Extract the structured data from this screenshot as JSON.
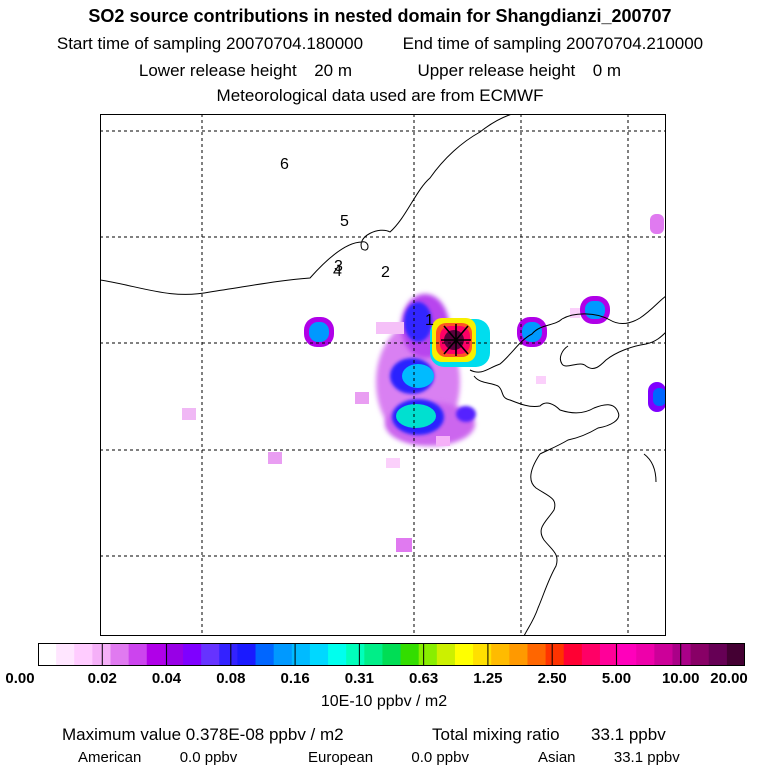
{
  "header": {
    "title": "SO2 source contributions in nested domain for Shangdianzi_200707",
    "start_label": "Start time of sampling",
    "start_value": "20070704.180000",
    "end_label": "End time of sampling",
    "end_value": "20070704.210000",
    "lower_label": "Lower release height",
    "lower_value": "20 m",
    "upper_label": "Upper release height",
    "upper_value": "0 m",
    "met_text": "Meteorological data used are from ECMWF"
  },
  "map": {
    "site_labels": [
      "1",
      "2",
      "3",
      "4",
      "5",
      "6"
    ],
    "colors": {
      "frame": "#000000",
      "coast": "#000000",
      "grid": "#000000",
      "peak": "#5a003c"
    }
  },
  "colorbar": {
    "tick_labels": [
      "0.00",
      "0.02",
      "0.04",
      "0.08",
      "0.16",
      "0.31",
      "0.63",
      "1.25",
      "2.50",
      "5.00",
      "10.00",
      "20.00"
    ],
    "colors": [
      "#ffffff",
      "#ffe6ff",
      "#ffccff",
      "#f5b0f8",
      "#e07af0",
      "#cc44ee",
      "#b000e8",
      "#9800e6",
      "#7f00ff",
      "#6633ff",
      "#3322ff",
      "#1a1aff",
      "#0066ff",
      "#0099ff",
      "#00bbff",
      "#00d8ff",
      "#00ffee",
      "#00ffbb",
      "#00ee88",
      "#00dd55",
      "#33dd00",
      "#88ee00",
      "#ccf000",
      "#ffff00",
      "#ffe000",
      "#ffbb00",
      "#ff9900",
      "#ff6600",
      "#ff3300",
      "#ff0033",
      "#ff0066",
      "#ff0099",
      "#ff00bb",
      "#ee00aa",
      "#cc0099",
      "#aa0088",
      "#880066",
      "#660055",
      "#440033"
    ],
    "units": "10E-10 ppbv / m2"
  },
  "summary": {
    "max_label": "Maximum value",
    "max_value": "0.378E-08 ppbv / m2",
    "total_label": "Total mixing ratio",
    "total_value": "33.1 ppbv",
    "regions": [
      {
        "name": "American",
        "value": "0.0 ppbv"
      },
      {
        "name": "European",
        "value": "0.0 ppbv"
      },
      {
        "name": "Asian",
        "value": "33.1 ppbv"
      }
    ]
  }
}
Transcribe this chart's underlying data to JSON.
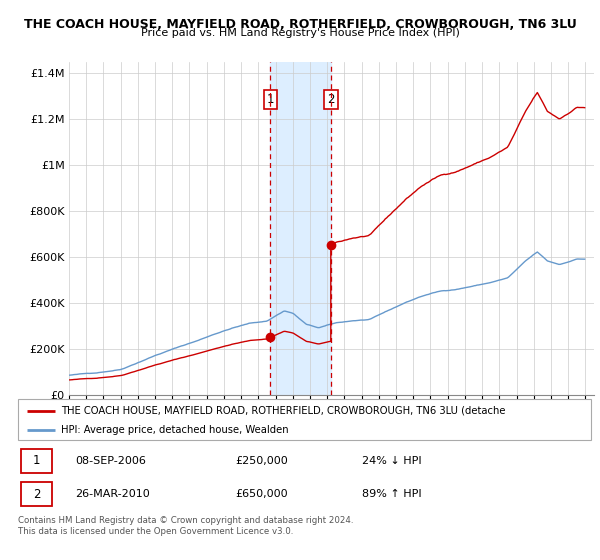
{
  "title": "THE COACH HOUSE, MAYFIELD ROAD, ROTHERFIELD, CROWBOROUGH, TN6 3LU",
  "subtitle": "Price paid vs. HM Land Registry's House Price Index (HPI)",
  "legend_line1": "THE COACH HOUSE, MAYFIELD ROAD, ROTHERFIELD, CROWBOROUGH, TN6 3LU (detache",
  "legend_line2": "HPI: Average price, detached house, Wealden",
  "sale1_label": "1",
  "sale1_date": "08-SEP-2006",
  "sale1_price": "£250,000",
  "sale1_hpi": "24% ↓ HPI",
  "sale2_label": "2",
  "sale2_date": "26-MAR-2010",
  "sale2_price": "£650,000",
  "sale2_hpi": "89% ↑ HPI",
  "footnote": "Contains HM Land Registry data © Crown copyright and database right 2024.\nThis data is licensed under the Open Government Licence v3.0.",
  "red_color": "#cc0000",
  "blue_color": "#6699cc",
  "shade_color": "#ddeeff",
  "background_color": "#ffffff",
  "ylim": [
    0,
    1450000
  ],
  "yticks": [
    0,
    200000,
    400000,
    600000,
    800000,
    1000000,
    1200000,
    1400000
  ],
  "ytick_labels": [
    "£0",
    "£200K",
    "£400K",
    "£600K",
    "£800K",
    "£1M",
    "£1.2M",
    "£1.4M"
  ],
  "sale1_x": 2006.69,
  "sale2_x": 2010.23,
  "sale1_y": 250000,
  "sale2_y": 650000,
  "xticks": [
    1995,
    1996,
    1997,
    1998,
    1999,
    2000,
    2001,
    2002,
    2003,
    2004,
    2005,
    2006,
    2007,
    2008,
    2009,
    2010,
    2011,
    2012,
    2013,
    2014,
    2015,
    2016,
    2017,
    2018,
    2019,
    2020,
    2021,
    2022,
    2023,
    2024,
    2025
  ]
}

|---|

# [WHAT IS ASKED]
Without the pictures, return the entries exactly as they appear.

# [OUTPUT BELOW]
Extract the structured data from this screenshot as JSON.
{
  "header": {
    "title": "SO2 source contributions in nested domain for Shangdianzi_200707",
    "start_label": "Start time of sampling",
    "start_value": "20070704.180000",
    "end_label": "End time of sampling",
    "end_value": "20070704.210000",
    "lower_label": "Lower release height",
    "lower_value": "20 m",
    "upper_label": "Upper release height",
    "upper_value": "0 m",
    "met_text": "Meteorological data used are from ECMWF"
  },
  "map": {
    "site_labels": [
      "1",
      "2",
      "3",
      "4",
      "5",
      "6"
    ],
    "colors": {
      "frame": "#000000",
      "coast": "#000000",
      "grid": "#000000",
      "peak": "#5a003c"
    }
  },
  "colorbar": {
    "tick_labels": [
      "0.00",
      "0.02",
      "0.04",
      "0.08",
      "0.16",
      "0.31",
      "0.63",
      "1.25",
      "2.50",
      "5.00",
      "10.00",
      "20.00"
    ],
    "colors": [
      "#ffffff",
      "#ffe6ff",
      "#ffccff",
      "#f5b0f8",
      "#e07af0",
      "#cc44ee",
      "#b000e8",
      "#9800e6",
      "#7f00ff",
      "#6633ff",
      "#3322ff",
      "#1a1aff",
      "#0066ff",
      "#0099ff",
      "#00bbff",
      "#00d8ff",
      "#00ffee",
      "#00ffbb",
      "#00ee88",
      "#00dd55",
      "#33dd00",
      "#88ee00",
      "#ccf000",
      "#ffff00",
      "#ffe000",
      "#ffbb00",
      "#ff9900",
      "#ff6600",
      "#ff3300",
      "#ff0033",
      "#ff0066",
      "#ff0099",
      "#ff00bb",
      "#ee00aa",
      "#cc0099",
      "#aa0088",
      "#880066",
      "#660055",
      "#440033"
    ],
    "units": "10E-10 ppbv / m2"
  },
  "summary": {
    "max_label": "Maximum value",
    "max_value": "0.378E-08 ppbv / m2",
    "total_label": "Total mixing ratio",
    "total_value": "33.1 ppbv",
    "regions": [
      {
        "name": "American",
        "value": "0.0 ppbv"
      },
      {
        "name": "European",
        "value": "0.0 ppbv"
      },
      {
        "name": "Asian",
        "value": "33.1 ppbv"
      }
    ]
  }
}
Transcribe this chart's underlying data to JSON.
{
  "title": "THE COACH HOUSE, MAYFIELD ROAD, ROTHERFIELD, CROWBOROUGH, TN6 3LU",
  "subtitle": "Price paid vs. HM Land Registry's House Price Index (HPI)",
  "legend_line1": "THE COACH HOUSE, MAYFIELD ROAD, ROTHERFIELD, CROWBOROUGH, TN6 3LU (detache",
  "legend_line2": "HPI: Average price, detached house, Wealden",
  "sale1_label": "1",
  "sale1_date": "08-SEP-2006",
  "sale1_price": "£250,000",
  "sale1_hpi": "24% ↓ HPI",
  "sale2_label": "2",
  "sale2_date": "26-MAR-2010",
  "sale2_price": "£650,000",
  "sale2_hpi": "89% ↑ HPI",
  "footnote": "Contains HM Land Registry data © Crown copyright and database right 2024.\nThis data is licensed under the Open Government Licence v3.0.",
  "red_color": "#cc0000",
  "blue_color": "#6699cc",
  "shade_color": "#ddeeff",
  "background_color": "#ffffff",
  "ylim": [
    0,
    1450000
  ],
  "yticks": [
    0,
    200000,
    400000,
    600000,
    800000,
    1000000,
    1200000,
    1400000
  ],
  "ytick_labels": [
    "£0",
    "£200K",
    "£400K",
    "£600K",
    "£800K",
    "£1M",
    "£1.2M",
    "£1.4M"
  ],
  "sale1_x": 2006.69,
  "sale2_x": 2010.23,
  "sale1_y": 250000,
  "sale2_y": 650000,
  "xticks": [
    1995,
    1996,
    1997,
    1998,
    1999,
    2000,
    2001,
    2002,
    2003,
    2004,
    2005,
    2006,
    2007,
    2008,
    2009,
    2010,
    2011,
    2012,
    2013,
    2014,
    2015,
    2016,
    2017,
    2018,
    2019,
    2020,
    2021,
    2022,
    2023,
    2024,
    2025
  ]
}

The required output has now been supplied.